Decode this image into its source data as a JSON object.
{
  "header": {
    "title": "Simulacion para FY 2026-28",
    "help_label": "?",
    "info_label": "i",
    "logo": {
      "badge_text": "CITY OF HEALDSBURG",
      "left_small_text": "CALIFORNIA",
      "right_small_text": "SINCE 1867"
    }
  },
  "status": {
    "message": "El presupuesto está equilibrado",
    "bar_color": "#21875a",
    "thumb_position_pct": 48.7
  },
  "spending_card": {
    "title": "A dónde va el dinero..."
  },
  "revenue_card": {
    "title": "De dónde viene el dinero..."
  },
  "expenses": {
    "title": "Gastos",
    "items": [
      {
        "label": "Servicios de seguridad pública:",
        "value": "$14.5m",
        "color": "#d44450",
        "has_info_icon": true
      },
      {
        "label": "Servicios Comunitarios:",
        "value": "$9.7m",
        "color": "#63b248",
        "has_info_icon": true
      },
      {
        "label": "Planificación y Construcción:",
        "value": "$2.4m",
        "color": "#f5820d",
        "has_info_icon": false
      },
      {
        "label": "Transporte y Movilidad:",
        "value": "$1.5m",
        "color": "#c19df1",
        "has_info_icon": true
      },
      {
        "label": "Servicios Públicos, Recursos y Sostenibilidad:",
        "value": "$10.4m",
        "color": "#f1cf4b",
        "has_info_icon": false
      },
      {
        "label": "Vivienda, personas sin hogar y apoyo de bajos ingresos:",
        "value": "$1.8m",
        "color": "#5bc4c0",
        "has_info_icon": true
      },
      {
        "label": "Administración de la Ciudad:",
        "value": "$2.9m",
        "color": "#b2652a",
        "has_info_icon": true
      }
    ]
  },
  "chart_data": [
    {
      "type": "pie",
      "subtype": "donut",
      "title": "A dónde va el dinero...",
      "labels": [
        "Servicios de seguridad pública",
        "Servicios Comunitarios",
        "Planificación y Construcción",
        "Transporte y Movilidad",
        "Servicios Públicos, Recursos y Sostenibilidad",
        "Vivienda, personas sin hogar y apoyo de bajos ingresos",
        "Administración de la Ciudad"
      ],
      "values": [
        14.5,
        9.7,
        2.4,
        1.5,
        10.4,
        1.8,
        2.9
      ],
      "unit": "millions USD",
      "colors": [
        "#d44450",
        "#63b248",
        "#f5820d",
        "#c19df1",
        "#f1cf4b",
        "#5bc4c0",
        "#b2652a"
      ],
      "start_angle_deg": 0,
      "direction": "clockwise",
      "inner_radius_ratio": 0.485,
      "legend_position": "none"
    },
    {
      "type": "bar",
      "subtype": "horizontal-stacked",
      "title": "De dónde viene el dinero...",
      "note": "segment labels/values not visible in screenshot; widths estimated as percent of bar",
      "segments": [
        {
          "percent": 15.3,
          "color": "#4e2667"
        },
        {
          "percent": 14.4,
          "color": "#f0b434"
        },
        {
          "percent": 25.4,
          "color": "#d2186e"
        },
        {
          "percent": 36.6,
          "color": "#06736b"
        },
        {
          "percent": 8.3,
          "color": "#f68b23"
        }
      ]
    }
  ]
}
══════════
- Instruction
In the records shown above, how many lines include the word "Sostenibilidad"? Answer with the number only.

- Answer to this task
2